:: Extrait à lire ::
--*--

L'ordonnance de clôture a été prononcée le 7 décembre 2023.
Sur ce,
Sur la demande d'acquisition de la clause résolutoire pour défaut de paiement des charges du premier trimestre 2022
Selon l'article 834 du code de procédure civile, dans tous les cas d'urgence, le président du tribunal judiciaire peut ordonner en référé toutes les mesures qui ne se heurtent à aucune contestation sérieuse ou que justifie l'existence d'un différend.
Selon l'article 835, alinéa 1er, du même code, le président du tribunal judiciaire peut toujours, même en présence d'une contestation sérieuse, prescrire en référé les mesures conservatoires ou de remise en état qui s'imposent, soit pour prévenir un dommage imminent soit pour faire cesser un trouble manifestement illicite.
En application de ces textes, il est possible, en référé, de constater la résiliation de plein droit d'un contrat de bail en application d'une clause résolutoire lorsque celle-ci est mise en oeuvre régulièrement.
Aux termes de l'article L. 145-41 du code de commerce, toute clause insérée dans le bail prévoyant la résiliation de plein droit ne produit effet qu'un mois après un commandement demeuré infructueux. Le commandement doit, à peine de nullité, mentionner ce délai.

--*--

Reproduisez fidèlement le passage de l'extrait sur la clause résolutoire, en commençant à « Selon l'article 835, alinéa » et en terminant à « trouble manifestement illicite. ». Les données ci-après proviennent d'une autre source que l'extrait.

:: Segment de données ::

--*--

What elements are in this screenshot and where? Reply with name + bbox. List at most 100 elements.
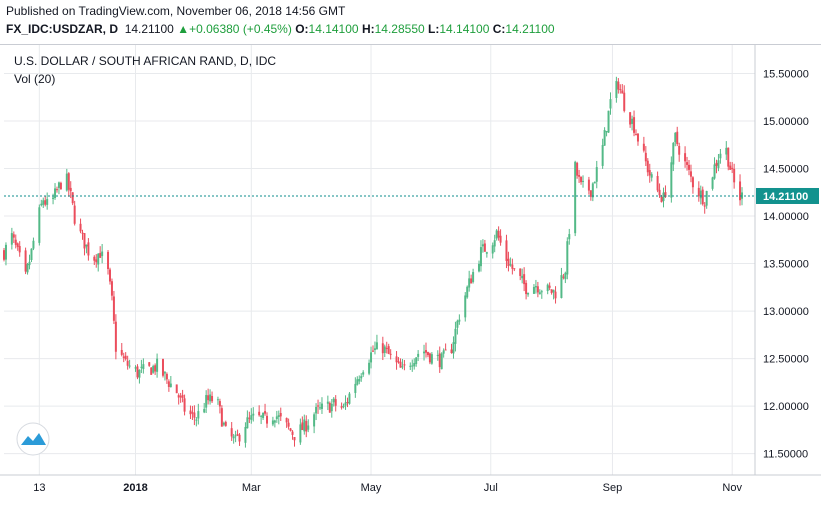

--*--

:: Réponse attendue ::
Selon l'article 835, alinéa 1er, du même code, le président du tribunal judiciaire peut toujours, même en présence d'une contestation sérieuse, prescrire en référé les mesures conservatoires ou de remise en état qui s'imposent, soit pour prévenir un dommage imminent soit pour faire cesser un trouble manifestement illicite.